- [To do] Check each line of the material below for "calibration". Report how many have it, with no other words.

═══ Dataset records ═══

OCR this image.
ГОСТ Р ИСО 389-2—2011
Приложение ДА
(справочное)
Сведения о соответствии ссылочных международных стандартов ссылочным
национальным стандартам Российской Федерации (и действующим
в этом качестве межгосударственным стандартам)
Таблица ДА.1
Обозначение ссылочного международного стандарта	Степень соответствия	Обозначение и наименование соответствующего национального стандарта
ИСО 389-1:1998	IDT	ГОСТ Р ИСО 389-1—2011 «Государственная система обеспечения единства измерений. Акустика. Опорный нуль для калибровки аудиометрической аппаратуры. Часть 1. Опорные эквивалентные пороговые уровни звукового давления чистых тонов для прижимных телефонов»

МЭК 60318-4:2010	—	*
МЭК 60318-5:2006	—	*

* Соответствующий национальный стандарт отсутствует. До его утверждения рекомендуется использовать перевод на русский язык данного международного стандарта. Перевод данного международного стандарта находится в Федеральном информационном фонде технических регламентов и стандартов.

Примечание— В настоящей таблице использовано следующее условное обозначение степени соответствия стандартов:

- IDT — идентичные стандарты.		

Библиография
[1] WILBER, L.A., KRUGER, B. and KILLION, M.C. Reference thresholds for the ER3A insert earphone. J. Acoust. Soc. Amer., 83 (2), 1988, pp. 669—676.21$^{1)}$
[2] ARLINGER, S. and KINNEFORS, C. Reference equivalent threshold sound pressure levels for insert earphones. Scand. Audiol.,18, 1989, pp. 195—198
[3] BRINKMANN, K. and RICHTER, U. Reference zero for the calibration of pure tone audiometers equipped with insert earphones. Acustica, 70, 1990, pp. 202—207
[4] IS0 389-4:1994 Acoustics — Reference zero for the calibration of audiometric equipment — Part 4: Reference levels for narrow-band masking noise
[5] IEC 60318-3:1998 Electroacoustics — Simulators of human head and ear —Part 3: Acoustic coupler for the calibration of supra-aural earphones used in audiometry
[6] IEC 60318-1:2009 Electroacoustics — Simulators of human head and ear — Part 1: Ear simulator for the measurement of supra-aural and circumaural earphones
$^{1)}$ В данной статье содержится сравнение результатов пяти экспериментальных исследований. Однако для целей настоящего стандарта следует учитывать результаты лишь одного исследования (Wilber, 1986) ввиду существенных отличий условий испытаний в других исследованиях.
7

═══
═══ Dataset records ═══

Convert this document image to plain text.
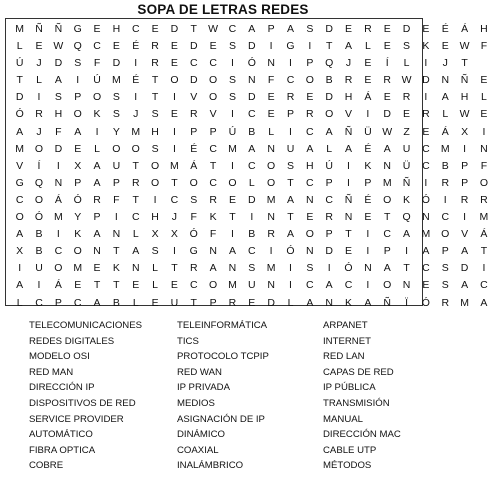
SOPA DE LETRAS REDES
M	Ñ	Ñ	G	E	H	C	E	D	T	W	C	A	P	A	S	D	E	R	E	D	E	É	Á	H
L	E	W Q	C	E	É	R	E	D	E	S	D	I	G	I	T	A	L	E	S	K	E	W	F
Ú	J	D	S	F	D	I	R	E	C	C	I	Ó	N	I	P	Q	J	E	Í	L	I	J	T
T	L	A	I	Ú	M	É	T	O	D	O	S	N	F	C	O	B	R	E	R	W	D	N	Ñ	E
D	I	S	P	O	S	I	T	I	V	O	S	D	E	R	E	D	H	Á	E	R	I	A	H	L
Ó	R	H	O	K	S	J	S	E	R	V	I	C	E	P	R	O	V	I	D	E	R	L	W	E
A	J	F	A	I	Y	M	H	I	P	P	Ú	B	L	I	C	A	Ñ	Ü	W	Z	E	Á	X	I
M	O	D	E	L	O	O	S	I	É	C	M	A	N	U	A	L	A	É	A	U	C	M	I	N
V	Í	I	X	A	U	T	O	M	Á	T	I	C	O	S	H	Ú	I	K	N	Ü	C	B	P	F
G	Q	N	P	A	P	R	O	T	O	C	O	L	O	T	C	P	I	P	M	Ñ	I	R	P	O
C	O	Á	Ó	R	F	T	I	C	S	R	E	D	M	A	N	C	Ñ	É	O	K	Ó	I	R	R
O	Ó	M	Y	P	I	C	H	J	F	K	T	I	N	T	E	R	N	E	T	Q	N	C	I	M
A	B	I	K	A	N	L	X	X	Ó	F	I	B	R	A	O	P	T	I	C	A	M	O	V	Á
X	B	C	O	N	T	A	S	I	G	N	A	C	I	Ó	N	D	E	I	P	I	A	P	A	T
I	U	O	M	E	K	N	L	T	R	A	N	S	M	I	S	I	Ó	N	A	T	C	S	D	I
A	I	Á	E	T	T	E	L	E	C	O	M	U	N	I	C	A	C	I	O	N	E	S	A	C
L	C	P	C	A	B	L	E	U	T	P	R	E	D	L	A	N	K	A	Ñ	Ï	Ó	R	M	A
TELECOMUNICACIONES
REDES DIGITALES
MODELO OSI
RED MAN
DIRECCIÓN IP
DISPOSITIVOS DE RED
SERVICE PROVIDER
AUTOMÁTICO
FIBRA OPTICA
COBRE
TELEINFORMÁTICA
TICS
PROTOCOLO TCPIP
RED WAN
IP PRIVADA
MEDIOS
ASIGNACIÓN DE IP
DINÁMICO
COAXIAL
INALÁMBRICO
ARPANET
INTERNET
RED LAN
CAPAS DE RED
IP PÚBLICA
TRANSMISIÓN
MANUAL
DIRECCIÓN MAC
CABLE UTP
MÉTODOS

═══

- [Exercise response] 3